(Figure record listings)

------------------------

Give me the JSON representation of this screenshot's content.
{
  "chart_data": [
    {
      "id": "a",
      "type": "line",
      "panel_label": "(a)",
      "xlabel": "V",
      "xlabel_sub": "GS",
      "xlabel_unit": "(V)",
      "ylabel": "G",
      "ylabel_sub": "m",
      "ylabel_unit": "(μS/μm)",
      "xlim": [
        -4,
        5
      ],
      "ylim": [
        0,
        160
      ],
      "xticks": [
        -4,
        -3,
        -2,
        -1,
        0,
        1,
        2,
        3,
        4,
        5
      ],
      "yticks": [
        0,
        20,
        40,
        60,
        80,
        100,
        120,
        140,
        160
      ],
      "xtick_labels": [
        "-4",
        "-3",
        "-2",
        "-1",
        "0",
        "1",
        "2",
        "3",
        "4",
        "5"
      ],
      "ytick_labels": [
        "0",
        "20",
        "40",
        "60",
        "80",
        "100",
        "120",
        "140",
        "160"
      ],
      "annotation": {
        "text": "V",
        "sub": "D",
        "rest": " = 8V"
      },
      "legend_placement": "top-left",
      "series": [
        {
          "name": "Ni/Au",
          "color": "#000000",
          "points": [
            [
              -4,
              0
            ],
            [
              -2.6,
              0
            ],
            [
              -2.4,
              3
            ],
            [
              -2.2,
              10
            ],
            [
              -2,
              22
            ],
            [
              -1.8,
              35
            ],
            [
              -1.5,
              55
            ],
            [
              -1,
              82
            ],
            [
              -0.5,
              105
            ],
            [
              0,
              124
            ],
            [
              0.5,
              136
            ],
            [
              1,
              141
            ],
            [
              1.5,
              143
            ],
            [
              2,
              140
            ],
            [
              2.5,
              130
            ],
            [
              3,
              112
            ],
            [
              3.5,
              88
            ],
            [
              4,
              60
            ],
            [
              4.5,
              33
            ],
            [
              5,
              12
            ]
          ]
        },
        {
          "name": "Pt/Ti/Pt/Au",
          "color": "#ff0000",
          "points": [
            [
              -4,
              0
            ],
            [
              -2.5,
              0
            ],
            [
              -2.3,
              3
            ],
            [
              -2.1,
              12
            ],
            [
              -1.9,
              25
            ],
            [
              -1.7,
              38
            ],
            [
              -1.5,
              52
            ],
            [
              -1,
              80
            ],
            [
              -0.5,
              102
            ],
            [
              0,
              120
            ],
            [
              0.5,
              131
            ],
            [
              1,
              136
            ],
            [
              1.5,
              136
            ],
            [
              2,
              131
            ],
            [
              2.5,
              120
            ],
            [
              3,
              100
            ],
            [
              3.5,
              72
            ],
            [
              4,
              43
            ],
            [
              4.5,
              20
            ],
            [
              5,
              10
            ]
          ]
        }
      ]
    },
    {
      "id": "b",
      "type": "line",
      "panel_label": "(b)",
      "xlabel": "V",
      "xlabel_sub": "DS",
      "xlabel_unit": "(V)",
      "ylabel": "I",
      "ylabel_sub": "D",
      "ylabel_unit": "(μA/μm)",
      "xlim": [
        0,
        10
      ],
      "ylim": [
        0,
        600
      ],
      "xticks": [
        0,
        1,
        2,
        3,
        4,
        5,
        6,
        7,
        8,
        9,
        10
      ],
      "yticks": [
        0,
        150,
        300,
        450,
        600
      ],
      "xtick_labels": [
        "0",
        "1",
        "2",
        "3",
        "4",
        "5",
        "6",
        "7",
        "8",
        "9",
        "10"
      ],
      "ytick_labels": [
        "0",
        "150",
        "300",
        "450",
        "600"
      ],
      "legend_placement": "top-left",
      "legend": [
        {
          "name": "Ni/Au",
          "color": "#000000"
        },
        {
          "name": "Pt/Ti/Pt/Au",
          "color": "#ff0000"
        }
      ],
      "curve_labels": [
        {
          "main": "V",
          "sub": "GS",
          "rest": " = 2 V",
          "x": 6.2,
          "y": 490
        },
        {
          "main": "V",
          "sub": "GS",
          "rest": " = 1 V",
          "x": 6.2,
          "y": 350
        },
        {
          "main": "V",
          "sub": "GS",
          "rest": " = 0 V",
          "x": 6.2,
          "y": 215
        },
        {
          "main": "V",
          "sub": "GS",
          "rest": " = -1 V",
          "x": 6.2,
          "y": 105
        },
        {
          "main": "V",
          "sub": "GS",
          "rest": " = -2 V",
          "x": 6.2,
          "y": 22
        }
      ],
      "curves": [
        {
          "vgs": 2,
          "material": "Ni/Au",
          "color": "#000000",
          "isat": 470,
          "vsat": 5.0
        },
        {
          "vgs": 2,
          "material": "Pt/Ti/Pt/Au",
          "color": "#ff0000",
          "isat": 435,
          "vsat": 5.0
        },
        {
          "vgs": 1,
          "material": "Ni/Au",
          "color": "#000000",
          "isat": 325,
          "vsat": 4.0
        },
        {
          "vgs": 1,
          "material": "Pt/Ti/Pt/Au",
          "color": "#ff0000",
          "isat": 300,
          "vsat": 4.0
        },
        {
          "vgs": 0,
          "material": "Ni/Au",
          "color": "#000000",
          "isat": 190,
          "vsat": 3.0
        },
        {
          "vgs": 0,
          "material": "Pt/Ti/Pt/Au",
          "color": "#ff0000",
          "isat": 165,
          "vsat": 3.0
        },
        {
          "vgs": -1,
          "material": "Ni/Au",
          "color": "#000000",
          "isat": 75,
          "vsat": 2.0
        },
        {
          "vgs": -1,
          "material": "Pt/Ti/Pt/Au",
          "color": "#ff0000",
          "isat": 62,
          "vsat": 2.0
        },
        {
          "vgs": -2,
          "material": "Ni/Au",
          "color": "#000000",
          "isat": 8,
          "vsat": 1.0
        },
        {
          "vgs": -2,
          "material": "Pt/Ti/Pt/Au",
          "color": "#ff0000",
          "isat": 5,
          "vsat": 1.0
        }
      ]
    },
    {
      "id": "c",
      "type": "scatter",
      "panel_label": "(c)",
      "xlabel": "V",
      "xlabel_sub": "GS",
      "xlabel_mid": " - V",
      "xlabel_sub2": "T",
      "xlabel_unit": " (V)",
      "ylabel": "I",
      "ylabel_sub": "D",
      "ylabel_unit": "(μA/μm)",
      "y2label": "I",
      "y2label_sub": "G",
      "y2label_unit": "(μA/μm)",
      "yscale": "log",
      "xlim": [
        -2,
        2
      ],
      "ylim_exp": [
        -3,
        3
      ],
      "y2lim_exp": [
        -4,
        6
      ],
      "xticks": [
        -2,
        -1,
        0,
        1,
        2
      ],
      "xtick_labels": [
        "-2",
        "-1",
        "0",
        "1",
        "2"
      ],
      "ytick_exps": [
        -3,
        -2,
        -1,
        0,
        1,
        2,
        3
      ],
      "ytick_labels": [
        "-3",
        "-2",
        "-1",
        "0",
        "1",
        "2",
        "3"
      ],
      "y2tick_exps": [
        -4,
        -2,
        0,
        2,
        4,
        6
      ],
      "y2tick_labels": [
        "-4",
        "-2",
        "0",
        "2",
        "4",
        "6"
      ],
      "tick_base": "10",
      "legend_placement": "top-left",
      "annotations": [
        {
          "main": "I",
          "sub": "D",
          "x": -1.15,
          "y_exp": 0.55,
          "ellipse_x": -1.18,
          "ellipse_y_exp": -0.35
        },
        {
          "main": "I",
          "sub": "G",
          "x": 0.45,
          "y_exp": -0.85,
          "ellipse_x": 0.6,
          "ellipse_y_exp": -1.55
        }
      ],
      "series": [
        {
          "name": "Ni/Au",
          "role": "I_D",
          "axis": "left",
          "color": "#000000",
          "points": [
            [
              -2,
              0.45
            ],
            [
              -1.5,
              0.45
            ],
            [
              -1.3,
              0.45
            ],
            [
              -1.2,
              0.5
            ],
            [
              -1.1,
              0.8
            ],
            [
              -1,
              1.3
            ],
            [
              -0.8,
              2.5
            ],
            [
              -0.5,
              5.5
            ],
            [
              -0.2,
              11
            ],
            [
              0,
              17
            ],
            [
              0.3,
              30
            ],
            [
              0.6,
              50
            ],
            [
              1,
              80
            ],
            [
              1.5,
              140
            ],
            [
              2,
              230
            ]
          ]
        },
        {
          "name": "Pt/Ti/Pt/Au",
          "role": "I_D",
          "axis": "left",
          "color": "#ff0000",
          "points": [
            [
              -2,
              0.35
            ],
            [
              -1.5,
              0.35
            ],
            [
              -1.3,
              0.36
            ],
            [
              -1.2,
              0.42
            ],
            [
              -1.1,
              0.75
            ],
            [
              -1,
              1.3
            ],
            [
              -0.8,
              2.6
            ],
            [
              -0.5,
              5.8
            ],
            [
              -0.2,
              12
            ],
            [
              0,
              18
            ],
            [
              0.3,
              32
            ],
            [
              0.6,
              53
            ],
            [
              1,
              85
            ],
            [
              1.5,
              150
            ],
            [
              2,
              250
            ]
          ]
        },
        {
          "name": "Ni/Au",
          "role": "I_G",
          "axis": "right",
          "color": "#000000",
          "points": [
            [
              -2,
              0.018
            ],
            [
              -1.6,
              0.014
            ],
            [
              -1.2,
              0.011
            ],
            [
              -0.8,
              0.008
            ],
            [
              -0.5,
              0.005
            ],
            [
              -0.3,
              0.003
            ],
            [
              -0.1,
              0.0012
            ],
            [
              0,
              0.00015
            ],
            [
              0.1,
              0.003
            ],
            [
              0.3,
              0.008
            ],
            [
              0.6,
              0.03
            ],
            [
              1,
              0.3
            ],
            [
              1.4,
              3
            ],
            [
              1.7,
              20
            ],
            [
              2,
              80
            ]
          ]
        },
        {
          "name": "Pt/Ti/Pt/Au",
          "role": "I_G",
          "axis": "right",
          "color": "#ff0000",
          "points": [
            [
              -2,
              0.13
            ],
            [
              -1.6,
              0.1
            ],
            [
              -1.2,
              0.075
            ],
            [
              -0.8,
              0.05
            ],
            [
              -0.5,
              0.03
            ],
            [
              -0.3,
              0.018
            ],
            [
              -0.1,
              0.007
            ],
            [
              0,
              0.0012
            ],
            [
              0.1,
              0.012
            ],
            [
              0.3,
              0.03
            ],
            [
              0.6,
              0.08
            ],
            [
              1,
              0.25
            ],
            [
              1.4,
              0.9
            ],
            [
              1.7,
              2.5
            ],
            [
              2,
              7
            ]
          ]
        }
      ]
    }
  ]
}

------------------------

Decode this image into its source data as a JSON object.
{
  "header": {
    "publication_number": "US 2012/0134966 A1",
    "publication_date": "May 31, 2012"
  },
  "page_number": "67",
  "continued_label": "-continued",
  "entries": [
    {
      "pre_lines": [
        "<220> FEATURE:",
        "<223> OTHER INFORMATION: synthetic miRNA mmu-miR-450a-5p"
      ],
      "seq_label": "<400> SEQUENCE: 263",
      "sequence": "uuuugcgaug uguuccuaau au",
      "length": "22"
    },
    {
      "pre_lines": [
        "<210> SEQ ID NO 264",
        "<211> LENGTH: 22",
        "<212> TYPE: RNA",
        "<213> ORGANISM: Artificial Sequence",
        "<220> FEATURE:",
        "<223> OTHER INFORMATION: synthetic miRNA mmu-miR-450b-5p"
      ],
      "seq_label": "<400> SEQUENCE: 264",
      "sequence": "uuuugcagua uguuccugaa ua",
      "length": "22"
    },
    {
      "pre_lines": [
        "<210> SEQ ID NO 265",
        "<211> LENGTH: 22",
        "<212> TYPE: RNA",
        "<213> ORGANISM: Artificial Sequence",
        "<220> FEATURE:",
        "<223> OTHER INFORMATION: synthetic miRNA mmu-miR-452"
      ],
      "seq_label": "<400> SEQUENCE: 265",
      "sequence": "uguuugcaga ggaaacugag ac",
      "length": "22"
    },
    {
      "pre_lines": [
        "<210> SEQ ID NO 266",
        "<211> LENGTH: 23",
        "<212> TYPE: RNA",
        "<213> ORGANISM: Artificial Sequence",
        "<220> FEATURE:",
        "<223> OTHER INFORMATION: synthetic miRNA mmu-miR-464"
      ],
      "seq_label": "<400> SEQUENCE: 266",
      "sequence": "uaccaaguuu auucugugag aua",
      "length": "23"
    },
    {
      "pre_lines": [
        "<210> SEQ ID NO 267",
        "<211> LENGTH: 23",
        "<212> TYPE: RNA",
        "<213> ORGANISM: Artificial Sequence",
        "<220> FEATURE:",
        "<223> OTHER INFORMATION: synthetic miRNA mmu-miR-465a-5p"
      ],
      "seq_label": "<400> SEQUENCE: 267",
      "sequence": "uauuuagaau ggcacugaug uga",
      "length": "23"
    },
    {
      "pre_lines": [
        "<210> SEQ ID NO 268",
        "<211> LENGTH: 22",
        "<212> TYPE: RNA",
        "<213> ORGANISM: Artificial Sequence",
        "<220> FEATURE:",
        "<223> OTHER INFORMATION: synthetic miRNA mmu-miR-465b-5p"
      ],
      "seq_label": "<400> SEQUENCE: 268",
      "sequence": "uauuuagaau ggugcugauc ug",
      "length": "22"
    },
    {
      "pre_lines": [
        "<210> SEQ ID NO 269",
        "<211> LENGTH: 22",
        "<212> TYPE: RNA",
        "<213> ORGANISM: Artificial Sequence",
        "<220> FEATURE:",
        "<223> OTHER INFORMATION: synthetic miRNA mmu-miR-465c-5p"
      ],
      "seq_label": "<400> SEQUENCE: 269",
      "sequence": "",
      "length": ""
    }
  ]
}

------------------------

Gather each line in the data that holds the string "isat".

SOLUTION TO THIS TASK:
          "isat": 470,
          "isat": 435,
          "isat": 325,
          "isat": 300,
          "isat": 190,
          "isat": 165,
          "isat": 75,
          "isat": 62,
          "isat": 8,
          "isat": 5,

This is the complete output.